(Dataset entries)
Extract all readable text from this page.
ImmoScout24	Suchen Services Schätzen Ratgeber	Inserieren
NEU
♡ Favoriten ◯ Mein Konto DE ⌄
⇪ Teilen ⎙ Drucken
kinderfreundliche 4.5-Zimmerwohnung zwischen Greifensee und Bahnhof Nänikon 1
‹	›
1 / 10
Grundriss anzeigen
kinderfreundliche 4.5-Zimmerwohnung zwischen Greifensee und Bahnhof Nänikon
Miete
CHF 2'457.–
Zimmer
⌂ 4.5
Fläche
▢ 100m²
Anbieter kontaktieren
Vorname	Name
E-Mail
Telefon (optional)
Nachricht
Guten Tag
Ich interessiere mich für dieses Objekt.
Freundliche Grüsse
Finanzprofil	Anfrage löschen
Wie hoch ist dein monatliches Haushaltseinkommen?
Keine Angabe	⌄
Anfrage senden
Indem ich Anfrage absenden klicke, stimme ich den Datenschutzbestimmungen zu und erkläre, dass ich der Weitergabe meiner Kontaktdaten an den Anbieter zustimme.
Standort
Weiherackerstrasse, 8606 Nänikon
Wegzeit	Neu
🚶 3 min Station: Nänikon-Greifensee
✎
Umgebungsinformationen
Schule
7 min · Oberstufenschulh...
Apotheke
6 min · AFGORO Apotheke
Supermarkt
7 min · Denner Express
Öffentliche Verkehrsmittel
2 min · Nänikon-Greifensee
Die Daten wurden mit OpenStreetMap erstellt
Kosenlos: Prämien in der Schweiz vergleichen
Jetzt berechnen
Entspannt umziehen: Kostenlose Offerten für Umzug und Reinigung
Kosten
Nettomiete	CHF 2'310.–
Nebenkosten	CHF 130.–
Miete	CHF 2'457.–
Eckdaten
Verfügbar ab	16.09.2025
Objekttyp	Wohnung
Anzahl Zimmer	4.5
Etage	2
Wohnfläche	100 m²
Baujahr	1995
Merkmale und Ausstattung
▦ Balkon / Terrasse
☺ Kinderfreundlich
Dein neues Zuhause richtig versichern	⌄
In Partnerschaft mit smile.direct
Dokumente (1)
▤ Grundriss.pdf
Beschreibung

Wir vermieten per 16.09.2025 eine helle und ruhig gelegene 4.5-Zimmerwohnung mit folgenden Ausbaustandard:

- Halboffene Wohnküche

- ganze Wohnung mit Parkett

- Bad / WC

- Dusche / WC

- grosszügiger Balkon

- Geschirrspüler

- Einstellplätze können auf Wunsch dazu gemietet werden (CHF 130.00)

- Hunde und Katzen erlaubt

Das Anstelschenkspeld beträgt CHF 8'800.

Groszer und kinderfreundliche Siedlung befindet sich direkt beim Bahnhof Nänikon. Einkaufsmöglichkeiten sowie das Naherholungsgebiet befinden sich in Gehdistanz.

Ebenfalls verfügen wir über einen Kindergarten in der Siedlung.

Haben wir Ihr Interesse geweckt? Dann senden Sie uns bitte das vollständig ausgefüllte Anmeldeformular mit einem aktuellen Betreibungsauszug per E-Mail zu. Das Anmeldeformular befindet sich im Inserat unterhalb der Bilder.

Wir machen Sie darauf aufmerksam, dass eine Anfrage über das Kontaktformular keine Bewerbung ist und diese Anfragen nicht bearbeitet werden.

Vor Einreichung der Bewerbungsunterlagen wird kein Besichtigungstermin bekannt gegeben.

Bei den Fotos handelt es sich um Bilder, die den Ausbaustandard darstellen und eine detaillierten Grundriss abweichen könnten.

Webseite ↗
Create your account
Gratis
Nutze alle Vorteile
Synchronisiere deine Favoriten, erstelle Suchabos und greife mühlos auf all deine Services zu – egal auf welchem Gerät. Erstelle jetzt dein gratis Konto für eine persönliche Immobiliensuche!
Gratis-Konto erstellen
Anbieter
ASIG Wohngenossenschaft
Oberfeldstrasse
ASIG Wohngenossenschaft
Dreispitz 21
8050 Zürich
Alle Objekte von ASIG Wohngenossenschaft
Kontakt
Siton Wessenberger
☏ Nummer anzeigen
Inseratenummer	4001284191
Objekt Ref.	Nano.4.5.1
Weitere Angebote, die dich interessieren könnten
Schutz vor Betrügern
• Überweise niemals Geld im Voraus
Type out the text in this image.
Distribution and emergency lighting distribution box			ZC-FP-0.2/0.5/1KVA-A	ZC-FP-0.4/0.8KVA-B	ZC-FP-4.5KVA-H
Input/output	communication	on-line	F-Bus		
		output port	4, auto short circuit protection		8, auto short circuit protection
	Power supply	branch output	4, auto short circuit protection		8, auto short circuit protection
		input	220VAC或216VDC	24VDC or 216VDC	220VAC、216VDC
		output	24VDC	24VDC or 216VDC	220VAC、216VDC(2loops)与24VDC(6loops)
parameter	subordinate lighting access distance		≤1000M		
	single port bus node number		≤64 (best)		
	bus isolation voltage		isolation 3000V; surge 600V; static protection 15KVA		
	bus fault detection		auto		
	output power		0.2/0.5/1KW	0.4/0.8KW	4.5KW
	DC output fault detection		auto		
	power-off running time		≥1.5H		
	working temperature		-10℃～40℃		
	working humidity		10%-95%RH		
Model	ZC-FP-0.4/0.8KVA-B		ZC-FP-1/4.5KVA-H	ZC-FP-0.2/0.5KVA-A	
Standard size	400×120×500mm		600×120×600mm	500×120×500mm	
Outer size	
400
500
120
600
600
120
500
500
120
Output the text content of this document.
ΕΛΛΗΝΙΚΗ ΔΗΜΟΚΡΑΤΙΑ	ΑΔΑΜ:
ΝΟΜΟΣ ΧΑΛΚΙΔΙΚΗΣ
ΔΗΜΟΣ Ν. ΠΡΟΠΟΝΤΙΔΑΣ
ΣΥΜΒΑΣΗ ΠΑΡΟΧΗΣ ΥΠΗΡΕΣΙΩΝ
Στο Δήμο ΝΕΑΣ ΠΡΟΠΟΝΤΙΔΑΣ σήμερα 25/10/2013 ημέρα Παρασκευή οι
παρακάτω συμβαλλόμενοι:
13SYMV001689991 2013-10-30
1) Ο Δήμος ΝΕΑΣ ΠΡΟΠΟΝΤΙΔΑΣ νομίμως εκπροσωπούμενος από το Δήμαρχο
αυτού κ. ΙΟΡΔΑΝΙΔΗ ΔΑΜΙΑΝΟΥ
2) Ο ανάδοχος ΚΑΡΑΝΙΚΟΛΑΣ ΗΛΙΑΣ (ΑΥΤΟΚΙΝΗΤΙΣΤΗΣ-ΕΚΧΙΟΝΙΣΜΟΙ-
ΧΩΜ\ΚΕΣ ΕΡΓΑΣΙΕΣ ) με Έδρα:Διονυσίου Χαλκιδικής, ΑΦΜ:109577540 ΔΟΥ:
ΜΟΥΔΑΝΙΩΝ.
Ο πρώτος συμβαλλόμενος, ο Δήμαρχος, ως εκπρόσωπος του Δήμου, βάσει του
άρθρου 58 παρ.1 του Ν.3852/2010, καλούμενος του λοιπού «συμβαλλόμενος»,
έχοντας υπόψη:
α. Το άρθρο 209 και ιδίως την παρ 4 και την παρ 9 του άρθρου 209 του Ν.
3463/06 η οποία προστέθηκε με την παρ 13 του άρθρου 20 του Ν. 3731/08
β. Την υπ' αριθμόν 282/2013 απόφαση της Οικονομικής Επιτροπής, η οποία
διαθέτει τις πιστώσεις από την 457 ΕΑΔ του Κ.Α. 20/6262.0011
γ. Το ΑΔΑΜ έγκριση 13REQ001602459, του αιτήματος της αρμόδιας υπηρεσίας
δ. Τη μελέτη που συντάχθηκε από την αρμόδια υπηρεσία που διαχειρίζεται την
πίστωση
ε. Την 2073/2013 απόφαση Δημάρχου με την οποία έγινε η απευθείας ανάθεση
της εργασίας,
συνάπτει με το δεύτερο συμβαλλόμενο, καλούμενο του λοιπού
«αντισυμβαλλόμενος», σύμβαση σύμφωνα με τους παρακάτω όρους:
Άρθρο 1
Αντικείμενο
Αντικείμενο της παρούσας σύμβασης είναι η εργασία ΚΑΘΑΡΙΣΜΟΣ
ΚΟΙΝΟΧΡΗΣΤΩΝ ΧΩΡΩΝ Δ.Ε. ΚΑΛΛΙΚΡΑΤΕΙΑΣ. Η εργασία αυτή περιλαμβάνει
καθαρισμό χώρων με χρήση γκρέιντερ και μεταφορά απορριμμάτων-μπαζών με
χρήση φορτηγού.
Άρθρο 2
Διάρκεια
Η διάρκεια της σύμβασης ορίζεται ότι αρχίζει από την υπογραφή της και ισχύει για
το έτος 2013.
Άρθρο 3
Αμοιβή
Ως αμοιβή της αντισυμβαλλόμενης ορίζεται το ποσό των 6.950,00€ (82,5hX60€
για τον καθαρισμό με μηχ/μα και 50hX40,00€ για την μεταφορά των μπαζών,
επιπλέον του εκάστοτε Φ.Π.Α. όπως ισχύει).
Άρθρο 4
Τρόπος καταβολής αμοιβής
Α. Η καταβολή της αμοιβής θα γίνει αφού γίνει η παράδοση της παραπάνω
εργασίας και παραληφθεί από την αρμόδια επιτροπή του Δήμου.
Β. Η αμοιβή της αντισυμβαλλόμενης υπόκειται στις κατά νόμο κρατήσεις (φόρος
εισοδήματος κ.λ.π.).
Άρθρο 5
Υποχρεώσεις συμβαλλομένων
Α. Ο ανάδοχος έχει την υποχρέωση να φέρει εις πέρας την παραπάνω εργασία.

BRIEF. Your task is to gather every line with the word "circuit" and copy it.

WORKED ANSWER.
		output port	4, auto short circuit protection		8, auto short circuit protection
	Power supply	branch output	4, auto short circuit protection		8, auto short circuit protection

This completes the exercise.